§ Required work: State only how many lines below include the string "Joong".
Start of Exercise input
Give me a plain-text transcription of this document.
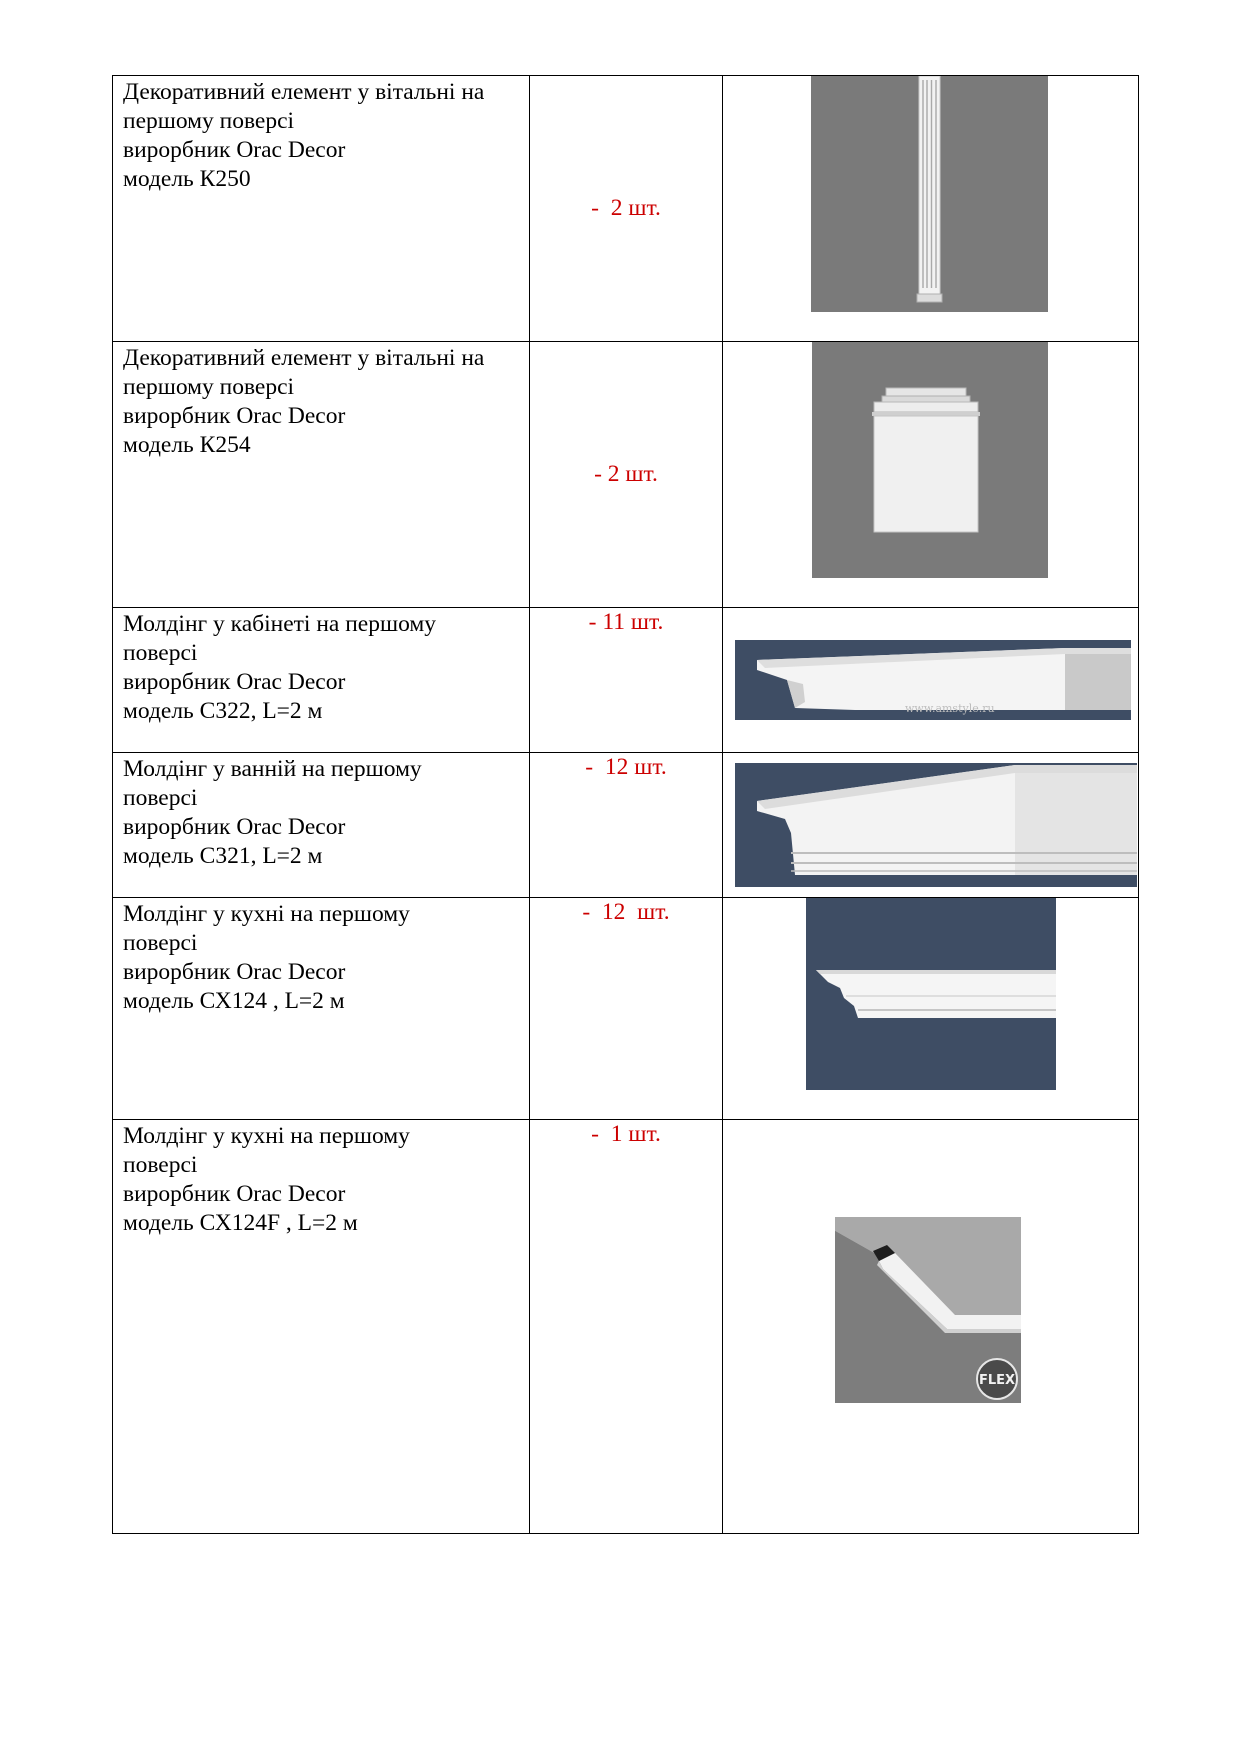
Декоративний елемент у вітальні на
першому поверсі
вирорбник Orac Decor
модель К250	-  2 шт.

Декоративний елемент у вітальні на
першому поверсі
вирорбник Orac Decor
модель К254	- 2 шт.

Молдінг у кабінеті на першому
поверсі
вирорбник Orac Decor
модель С322, L=2 м	- 11 шт.	www.amstyle.ru

Молдінг у ванній на першому
поверсі
вирорбник Orac Decor
модель С321, L=2 м	-  12 шт.

Молдінг у кухні на першому
поверсі
вирорбник Orac Decor
модель СХ124 , L=2 м	-  12  шт.

Молдінг у кухні на першому
поверсі
вирорбник Orac Decor
модель СХ124F , L=2 м	-  1 шт.	FLEX
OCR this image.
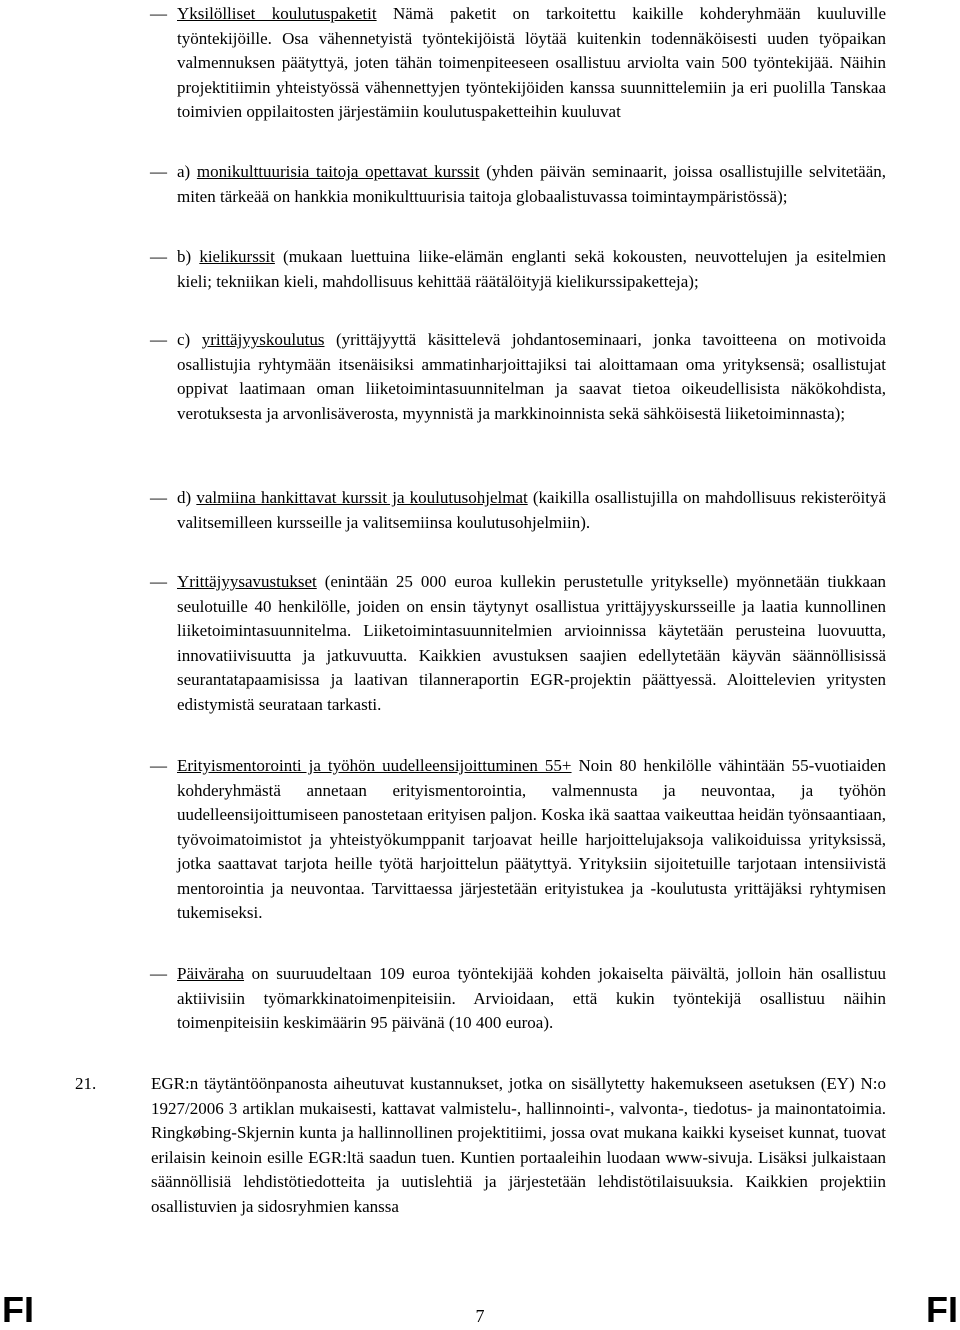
— Yksilölliset koulutuspaketit Nämä paketit on tarkoitettu kaikille kohderyhmään kuuluville työntekijöille. Osa vähennetyistä työntekijöistä löytää kuitenkin todennäköisesti uuden työpaikan valmennuksen päätyttyä, joten tähän toimenpiteeseen osallistuu arviolta vain 500 työntekijää. Näihin projektitiimin yhteistyössä vähennettyjen työntekijöiden kanssa suunnittelemiin ja eri puolilla Tanskaa toimivien oppilaitosten järjestämiin koulutuspaketteihin kuuluvat
— a) monikulttuurisia taitoja opettavat kurssit (yhden päivän seminaarit, joissa osallistujille selvitetään, miten tärkeää on hankkia monikulttuurisia taitoja globaalistuvassa toimintaympäristössä);
— b) kielikurssit (mukaan luettuina liike-elämän englanti sekä kokousten, neuvottelujen ja esitelmien kieli; tekniikan kieli, mahdollisuus kehittää räätälöityjä kielikurssipaketteja);
— c) yrittäjyyskoulutus (yrittäjyyttä käsittelevä johdantoseminaari, jonka tavoitteena on motivoida osallistujia ryhtymään itsenäisiksi ammatinharjoittajiksi tai aloittamaan oma yrityksensä; osallistujat oppivat laatimaan oman liiketoimintasuunnitelman ja saavat tietoa oikeudellisista näkökohdista, verotuksesta ja arvonlisäverosta, myynnistä ja markkinoinnista sekä sähköisestä liiketoiminnasta);
— d) valmiina hankittavat kurssit ja koulutusohjelmat (kaikilla osallistujilla on mahdollisuus rekisteröityä valitsemilleen kursseille ja valitsemiinsa koulutusohjelmiin).
— Yrittäjyysavustukset (enintään 25 000 euroa kullekin perustetulle yritykselle) myönnetään tiukkaan seulotuille 40 henkilölle, joiden on ensin täytynyt osallistua yrittäjyyskursseille ja laatia kunnollinen liiketoimintasuunnitelma. Liiketoimintasuunnitelmien arvioinnissa käytetään perusteina luovuutta, innovatiivisuutta ja jatkuvuutta. Kaikkien avustuksen saajien edellytetään käyvän säännöllisissä seurantatapaamisissa ja laativan tilanneraportin EGR-projektin päättyessä. Aloittelevien yritysten edistymistä seurataan tarkasti.
— Erityismentorointi ja työhön uudelleensijoittuminen 55+ Noin 80 henkilölle vähintään 55-vuotiaiden kohderyhmästä annetaan erityismentorointia, valmennusta ja neuvontaa, ja työhön uudelleensijoittumiseen panostetaan erityisen paljon. Koska ikä saattaa vaikeuttaa heidän työnsaantiaan, työvoimatoimistot ja yhteistyökumppanit tarjoavat heille harjoittelujaksoja valikoiduissa yrityksissä, jotka saattavat tarjota heille työtä harjoittelun päätyttyä. Yrityksiin sijoitetuille tarjotaan intensiivistä mentorointia ja neuvontaa. Tarvittaessa järjestetään erityistukea ja -koulutusta yrittäjäksi ryhtymisen tukemiseksi.
— Päiväraha on suuruudeltaan 109 euroa työntekijää kohden jokaiselta päivältä, jolloin hän osallistuu aktiivisiin työmarkkinatoimenpiteisiin. Arvioidaan, että kukin työntekijä osallistuu näihin toimenpiteisiin keskimäärin 95 päivänä (10 400 euroa).
21.	EGR:n täytäntöönpanosta aiheutuvat kustannukset, jotka on sisällytetty hakemukseen asetuksen (EY) N:o 1927/2006 3 artiklan mukaisesti, kattavat valmistelu-, hallinnointi-, valvonta-, tiedotus- ja mainontatoimia. Ringkøbing-Skjernin kunta ja hallinnollinen projektitiimi, jossa ovat mukana kaikki kyseiset kunnat, tuovat erilaisin keinoin esille EGR:ltä saadun tuen. Kuntien portaaleihin luodaan www-sivuja. Lisäksi julkaistaan säännöllisiä lehdistötiedotteita ja uutislehtiä ja järjestetään lehdistötilaisuuksia. Kaikkien projektiin osallistuvien ja sidosryhmien kanssa
FI	7	FI
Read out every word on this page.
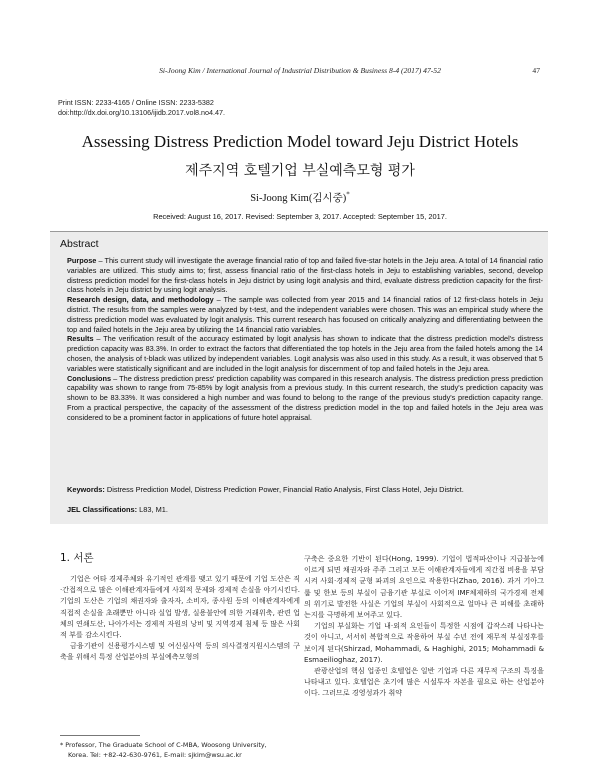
Si-Joong Kim / International Journal of Industrial Distribution & Business 8-4 (2017) 47-52	47
Print ISSN: 2233-4165 / Online ISSN: 2233-5382
doi:http://dx.doi.org/10.13106/ijidb.2017.vol8.no4.47.
Assessing Distress Prediction Model toward Jeju District Hotels
제주지역 호텔기업 부실예측모형 평가
Si-Joong Kim(김시중)*
Received: August 16, 2017. Revised: September 3, 2017. Accepted: September 15, 2017.
Abstract

Purpose – This current study will investigate the average financial ratio of top and failed five-star hotels in the Jeju area. A total of 14 financial ratio variables are utilized. This study aims to; first, assess financial ratio of the first-class hotels in Jeju to establishing variables, second, develop distress prediction model for the first-class hotels in Jeju district by using logit analysis and third, evaluate distress prediction capacity for the first-class hotels in Jeju district by using logit analysis.

Research design, data, and methodology – The sample was collected from year 2015 and 14 financial ratios of 12 first-class hotels in Jeju district. The results from the samples were analyzed by t-test, and the independent variables were chosen. This was an empirical study where the distress prediction model was evaluated by logit analysis. This current research has focused on critically analyzing and differentiating between the top and failed hotels in the Jeju area by utilizing the 14 financial ratio variables.

Results – The verification result of the accuracy estimated by logit analysis has shown to indicate that the distress prediction model's distress prediction capacity was 83.3%. In order to extract the factors that differentiated the top hotels in the Jeju area from the failed hotels among the 14 chosen, the analysis of t-black was utilized by independent variables. Logit analysis was also used in this study. As a result, it was observed that 5 variables were statistically significant and are included in the logit analysis for discernment of top and failed hotels in the Jeju area.

Conclusions – The distress prediction press' prediction capability was compared in this research analysis. The distress prediction press prediction capability was shown to range from 75-85% by logit analysis from a previous study. In this current research, the study's prediction capacity was shown to be 83.33%. It was considered a high number and was found to belong to the range of the previous study's prediction capacity range. From a practical perspective, the capacity of the assessment of the distress prediction model in the top and failed hotels in the Jeju area was considered to be a prominent factor in applications of future hotel appraisal.

Keywords: Distress Prediction Model, Distress Prediction Power, Financial Ratio Analysis, First Class Hotel, Jeju District.
JEL Classifications: L83, M1.
1. 서론

기업은 여타 경제주체와 유기적인 관계를 맺고 있기 때문에 기업 도산은 직·간접적으로 많은 이해관계자들에게 사회적 문제와 경제적 손실을 야기시킨다. 기업의 도산은 기업의 채권자와 출자자, 소비자, 종사원 등의 이해관계자에게 직접적 손실을 초래뿐만 아니라 실업 발생, 실용불안에 의한 거래위축, 관련 업체의 연쇄도산, 나아가서는 경제적 자원의 낭비 및 지역경제 침체 등 많은 사회적 부를 감소시킨다.

금융기관이 신용평가시스템 및 여신심사역 등의 의사결정지원시스템의 구축을 위해서 특정 산업분야의 부실예측모형의

구축은 중요한 기반이 된다(Hong, 1999). 기업이 법적파산이나 지급불능에 이르게 되면 채권자와 주주 그리고 모든 이해관계자들에게 직간접 비용을 부담시켜 사회·경제적 균형 파괴의 요인으로 작용한다(Zhao, 2016). 과거 기아그룹 및 한보 등의 부실이 금융기관 부실로 이어져 IMF체제하의 국가경제 전체의 위기로 발전한 사실은 기업의 부실이 사회적으로 얼마나 큰 피해를 초래하는지를 극명하게 보여주고 있다.

기업의 부실화는 기업 내·외적 요인들이 특정한 시점에 갑작스레 나타나는 것이 아니고, 서서히 복합적으로 작용하여 부실 수년 전에 재무적 부실징후를 보이게 된다(Shirzad, Mohammadi, & Haghighi, 2015; Mohammadi & Esmaeilioghaz, 2017).

관광산업의 핵심 업종인 호텔업은 일반 기업과 다른 재무적 구조의 특징을 나타내고 있다. 호텔업은 초기에 많은 시설투자 자본을 필요로 하는 산업분야이다. 그러므로 경영성과가 취약

* Professor, The Graduate School of C-MBA, Woosong University,
Korea. Tel: +82-42-630-9761, E-mail: sjkim@wsu.ac.kr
End of Exercise input
§ Correct answer: 2